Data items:
# # #

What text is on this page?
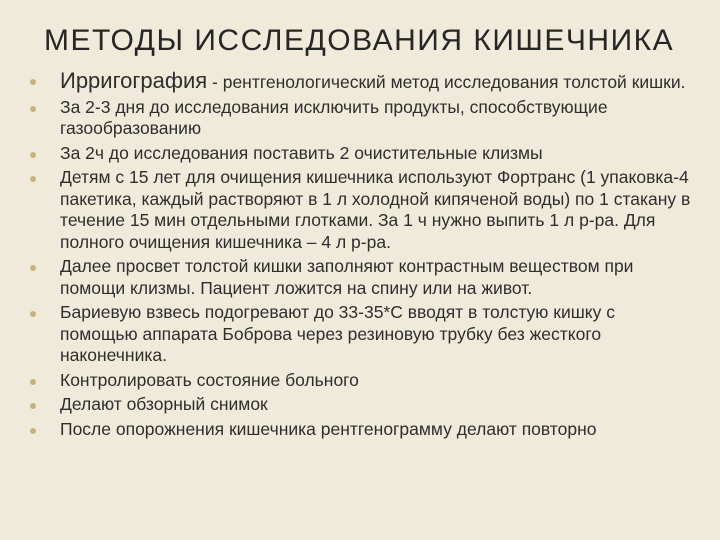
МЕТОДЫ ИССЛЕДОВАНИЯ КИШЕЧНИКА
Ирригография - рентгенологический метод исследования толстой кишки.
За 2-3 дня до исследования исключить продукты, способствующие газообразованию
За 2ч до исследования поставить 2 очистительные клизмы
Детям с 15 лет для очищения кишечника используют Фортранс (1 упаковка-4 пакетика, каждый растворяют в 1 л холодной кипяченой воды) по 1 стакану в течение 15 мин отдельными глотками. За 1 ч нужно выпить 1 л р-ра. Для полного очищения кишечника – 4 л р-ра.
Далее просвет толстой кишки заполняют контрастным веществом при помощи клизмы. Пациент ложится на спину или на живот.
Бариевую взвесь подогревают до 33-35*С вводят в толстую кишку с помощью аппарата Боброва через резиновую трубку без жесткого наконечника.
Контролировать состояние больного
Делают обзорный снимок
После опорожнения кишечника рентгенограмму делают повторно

# # #

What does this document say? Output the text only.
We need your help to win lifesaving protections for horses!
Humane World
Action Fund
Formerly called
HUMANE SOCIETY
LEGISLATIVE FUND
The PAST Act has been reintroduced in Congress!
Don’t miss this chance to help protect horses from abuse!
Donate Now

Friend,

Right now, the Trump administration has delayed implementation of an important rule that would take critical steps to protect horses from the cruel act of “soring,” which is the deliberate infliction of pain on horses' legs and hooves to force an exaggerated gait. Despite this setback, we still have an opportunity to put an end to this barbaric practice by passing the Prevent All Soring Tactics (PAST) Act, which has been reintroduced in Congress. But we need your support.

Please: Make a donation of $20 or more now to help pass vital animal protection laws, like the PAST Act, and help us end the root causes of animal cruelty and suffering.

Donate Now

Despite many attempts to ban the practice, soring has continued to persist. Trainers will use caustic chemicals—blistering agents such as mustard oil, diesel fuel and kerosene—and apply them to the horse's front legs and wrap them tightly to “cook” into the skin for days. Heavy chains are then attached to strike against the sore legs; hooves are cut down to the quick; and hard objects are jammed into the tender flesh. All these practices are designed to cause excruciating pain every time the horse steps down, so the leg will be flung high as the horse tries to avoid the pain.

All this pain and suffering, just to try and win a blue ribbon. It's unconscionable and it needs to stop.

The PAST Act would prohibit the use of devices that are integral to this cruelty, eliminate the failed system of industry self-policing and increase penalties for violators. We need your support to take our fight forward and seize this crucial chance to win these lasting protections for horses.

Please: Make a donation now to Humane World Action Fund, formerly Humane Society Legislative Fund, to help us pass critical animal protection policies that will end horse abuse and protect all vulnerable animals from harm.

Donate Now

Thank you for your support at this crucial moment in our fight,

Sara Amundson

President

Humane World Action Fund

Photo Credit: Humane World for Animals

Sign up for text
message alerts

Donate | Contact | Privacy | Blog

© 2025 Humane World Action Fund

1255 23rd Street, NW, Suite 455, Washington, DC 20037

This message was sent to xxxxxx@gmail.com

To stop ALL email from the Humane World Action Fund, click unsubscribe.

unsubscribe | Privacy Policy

# # #

TASK REQUIREMENTS: Where a line contains "these", copy that line.

EXPECTED ANSWER:
Despite many attempts to ban the practice, soring has continued to persist. Trainers will use caustic chemicals—blistering agents such as mustard oil, diesel fuel and kerosene—and apply them to the horse's front legs and wrap them tightly to “cook” into the skin for days. Heavy chains are then attached to strike against the sore legs; hooves are cut down to the quick; and hard objects are jammed into the tender flesh. All these practices are designed to cause excruciating pain every time the horse steps down, so the leg will be flung high as the horse tries to avoid the pain.
The PAST Act would prohibit the use of devices that are integral to this cruelty, eliminate the failed system of industry self-policing and increase penalties for violators. We need your support to take our fight forward and seize this crucial chance to win these lasting protections for horses.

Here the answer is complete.